Enfin, le foie est parfois très adhérent à la veine cave, et la moindre erreur peut entraîner des complications graves.
La coopération avec les anesthésistes est alors essentielle pour gérer les pertes sanguines, maintenir la pression artérielle et éviter que le cœur ne s’arrête faute de sang.
Cette chirurgie a-t-elle connu des avancées récentes?
L’implantation du nouveau foie a bénéficié ces dernières années de nombreux progrès, notamment grâce à l’utilisation de machines de perfusion. Ces dispositifs permettent de conserver le foie dans de meilleures conditions, en le réoxygénant et en réduisant les effets délétères de l’ischémie [période où l’organe n’est pas irrigué, Ndlr]. Ces avancées ont permis d’améliorer significativement les résultats de la transplantation.
Combien de temps dure l’intervention?
Une greffe hépatique dure en moyenne entre cinq et six heures: deux heures pour retirer le foie, deux pour implanter le nouveau, et une dernière heure pour contrôler l’hémostase et refermer. Comme les greffes se font souvent de nuit, les chirurgiens sont parfois appelés à intervenir après une nuit blanche ou avec très peu de repos, ce qui demande une grande endurance physique et mentale.
Le foie fait-il partie des organes les plus rapidement prélevés sur les donneurs?
L’ordre de prélèvement des organes dépend des besoins. Lorsque des organes thoraciques comme le cœur ou les poumons sont aussi prélevés, ils passent en priorité, car ils tolèrent moins bien l’ischémie. En revanche, le foie est généralement prélevé avant les reins.

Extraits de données
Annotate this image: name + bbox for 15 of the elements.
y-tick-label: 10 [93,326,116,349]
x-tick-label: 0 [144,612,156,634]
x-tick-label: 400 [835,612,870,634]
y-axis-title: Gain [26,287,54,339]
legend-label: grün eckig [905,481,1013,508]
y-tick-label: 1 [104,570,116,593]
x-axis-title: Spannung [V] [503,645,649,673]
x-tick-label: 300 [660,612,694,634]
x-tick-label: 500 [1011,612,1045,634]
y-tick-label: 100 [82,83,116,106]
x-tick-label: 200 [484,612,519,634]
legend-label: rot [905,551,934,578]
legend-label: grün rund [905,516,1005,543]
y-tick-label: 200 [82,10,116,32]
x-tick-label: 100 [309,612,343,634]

Travail à faire:
Relevez chacun des organes nommés dans la réponse du texte sur la greffe hépatique qui traite de l'ordre de prélèvement.

Réponse:
- le cœur
- les poumons
- le foie
- les reins